#### [Work required]
Go through the data and copy every line exactly, but not the images.

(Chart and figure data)
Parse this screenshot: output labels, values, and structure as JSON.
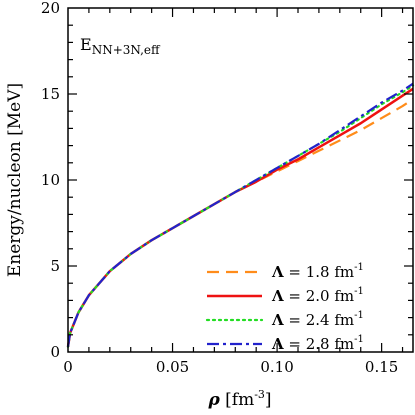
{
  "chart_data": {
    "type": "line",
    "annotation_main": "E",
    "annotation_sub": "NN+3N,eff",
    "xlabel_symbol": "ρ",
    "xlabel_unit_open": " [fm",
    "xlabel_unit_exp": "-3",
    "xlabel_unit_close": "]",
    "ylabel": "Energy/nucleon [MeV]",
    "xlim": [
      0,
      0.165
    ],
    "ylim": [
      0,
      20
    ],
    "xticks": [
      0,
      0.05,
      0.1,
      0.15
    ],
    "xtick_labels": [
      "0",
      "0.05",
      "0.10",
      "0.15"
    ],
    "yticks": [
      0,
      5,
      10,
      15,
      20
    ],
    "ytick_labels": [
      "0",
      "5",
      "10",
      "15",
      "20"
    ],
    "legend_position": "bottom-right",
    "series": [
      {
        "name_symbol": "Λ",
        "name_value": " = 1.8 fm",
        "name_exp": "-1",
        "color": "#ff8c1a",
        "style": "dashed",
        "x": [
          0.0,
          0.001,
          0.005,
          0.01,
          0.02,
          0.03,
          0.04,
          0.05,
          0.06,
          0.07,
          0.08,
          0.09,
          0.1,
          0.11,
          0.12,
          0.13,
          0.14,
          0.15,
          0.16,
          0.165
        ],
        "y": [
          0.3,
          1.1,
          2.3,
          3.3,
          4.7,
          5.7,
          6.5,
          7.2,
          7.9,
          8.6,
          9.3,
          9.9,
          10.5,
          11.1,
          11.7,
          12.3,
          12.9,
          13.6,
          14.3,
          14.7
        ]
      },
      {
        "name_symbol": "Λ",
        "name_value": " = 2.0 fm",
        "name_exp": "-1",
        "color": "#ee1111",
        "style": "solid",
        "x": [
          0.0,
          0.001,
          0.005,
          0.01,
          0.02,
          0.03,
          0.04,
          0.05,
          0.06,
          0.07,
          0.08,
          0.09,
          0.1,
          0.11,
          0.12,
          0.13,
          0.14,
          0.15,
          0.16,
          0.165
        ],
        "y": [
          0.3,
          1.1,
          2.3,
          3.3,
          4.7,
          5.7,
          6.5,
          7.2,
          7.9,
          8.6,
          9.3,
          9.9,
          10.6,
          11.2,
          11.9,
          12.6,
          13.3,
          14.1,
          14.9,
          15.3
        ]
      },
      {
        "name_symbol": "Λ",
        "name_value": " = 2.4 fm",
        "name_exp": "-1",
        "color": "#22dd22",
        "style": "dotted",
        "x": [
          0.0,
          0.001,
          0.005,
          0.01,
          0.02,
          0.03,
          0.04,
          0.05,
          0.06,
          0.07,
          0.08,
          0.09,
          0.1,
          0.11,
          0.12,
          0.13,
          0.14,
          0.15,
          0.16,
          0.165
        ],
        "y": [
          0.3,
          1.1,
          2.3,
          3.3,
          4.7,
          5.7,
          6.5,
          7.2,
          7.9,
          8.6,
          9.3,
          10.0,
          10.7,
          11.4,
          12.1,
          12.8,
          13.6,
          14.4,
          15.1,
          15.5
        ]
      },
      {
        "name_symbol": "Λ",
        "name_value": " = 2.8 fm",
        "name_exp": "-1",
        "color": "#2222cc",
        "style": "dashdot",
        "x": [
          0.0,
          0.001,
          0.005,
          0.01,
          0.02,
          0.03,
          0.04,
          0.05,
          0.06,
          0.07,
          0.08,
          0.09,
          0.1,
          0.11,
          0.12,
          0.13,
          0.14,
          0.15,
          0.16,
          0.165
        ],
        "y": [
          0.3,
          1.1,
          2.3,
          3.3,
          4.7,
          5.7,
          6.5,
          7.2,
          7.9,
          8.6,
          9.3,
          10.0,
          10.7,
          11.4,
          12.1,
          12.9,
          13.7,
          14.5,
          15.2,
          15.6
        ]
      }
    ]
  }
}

#### [Complete response]
Parse this screenshot: output labels, values, and structure as JSON.
{
  "chart_data": {
    "type": "line",
    "annotation_main": "E",
    "annotation_sub": "NN+3N,eff",
    "xlabel_symbol": "ρ",
    "xlabel_unit_open": " [fm",
    "xlabel_unit_exp": "-3",
    "xlabel_unit_close": "]",
    "ylabel": "Energy/nucleon [MeV]",
    "xlim": [
      0,
      0.165
    ],
    "ylim": [
      0,
      20
    ],
    "xticks": [
      0,
      0.05,
      0.1,
      0.15
    ],
    "xtick_labels": [
      "0",
      "0.05",
      "0.10",
      "0.15"
    ],
    "yticks": [
      0,
      5,
      10,
      15,
      20
    ],
    "ytick_labels": [
      "0",
      "5",
      "10",
      "15",
      "20"
    ],
    "legend_position": "bottom-right",
    "series": [
      {
        "name_symbol": "Λ",
        "name_value": " = 1.8 fm",
        "name_exp": "-1",
        "color": "#ff8c1a",
        "style": "dashed",
        "x": [
          0.0,
          0.001,
          0.005,
          0.01,
          0.02,
          0.03,
          0.04,
          0.05,
          0.06,
          0.07,
          0.08,
          0.09,
          0.1,
          0.11,
          0.12,
          0.13,
          0.14,
          0.15,
          0.16,
          0.165
        ],
        "y": [
          0.3,
          1.1,
          2.3,
          3.3,
          4.7,
          5.7,
          6.5,
          7.2,
          7.9,
          8.6,
          9.3,
          9.9,
          10.5,
          11.1,
          11.7,
          12.3,
          12.9,
          13.6,
          14.3,
          14.7
        ]
      },
      {
        "name_symbol": "Λ",
        "name_value": " = 2.0 fm",
        "name_exp": "-1",
        "color": "#ee1111",
        "style": "solid",
        "x": [
          0.0,
          0.001,
          0.005,
          0.01,
          0.02,
          0.03,
          0.04,
          0.05,
          0.06,
          0.07,
          0.08,
          0.09,
          0.1,
          0.11,
          0.12,
          0.13,
          0.14,
          0.15,
          0.16,
          0.165
        ],
        "y": [
          0.3,
          1.1,
          2.3,
          3.3,
          4.7,
          5.7,
          6.5,
          7.2,
          7.9,
          8.6,
          9.3,
          9.9,
          10.6,
          11.2,
          11.9,
          12.6,
          13.3,
          14.1,
          14.9,
          15.3
        ]
      },
      {
        "name_symbol": "Λ",
        "name_value": " = 2.4 fm",
        "name_exp": "-1",
        "color": "#22dd22",
        "style": "dotted",
        "x": [
          0.0,
          0.001,
          0.005,
          0.01,
          0.02,
          0.03,
          0.04,
          0.05,
          0.06,
          0.07,
          0.08,
          0.09,
          0.1,
          0.11,
          0.12,
          0.13,
          0.14,
          0.15,
          0.16,
          0.165
        ],
        "y": [
          0.3,
          1.1,
          2.3,
          3.3,
          4.7,
          5.7,
          6.5,
          7.2,
          7.9,
          8.6,
          9.3,
          10.0,
          10.7,
          11.4,
          12.1,
          12.8,
          13.6,
          14.4,
          15.1,
          15.5
        ]
      },
      {
        "name_symbol": "Λ",
        "name_value": " = 2.8 fm",
        "name_exp": "-1",
        "color": "#2222cc",
        "style": "dashdot",
        "x": [
          0.0,
          0.001,
          0.005,
          0.01,
          0.02,
          0.03,
          0.04,
          0.05,
          0.06,
          0.07,
          0.08,
          0.09,
          0.1,
          0.11,
          0.12,
          0.13,
          0.14,
          0.15,
          0.16,
          0.165
        ],
        "y": [
          0.3,
          1.1,
          2.3,
          3.3,
          4.7,
          5.7,
          6.5,
          7.2,
          7.9,
          8.6,
          9.3,
          10.0,
          10.7,
          11.4,
          12.1,
          12.9,
          13.7,
          14.5,
          15.2,
          15.6
        ]
      }
    ]
  }
}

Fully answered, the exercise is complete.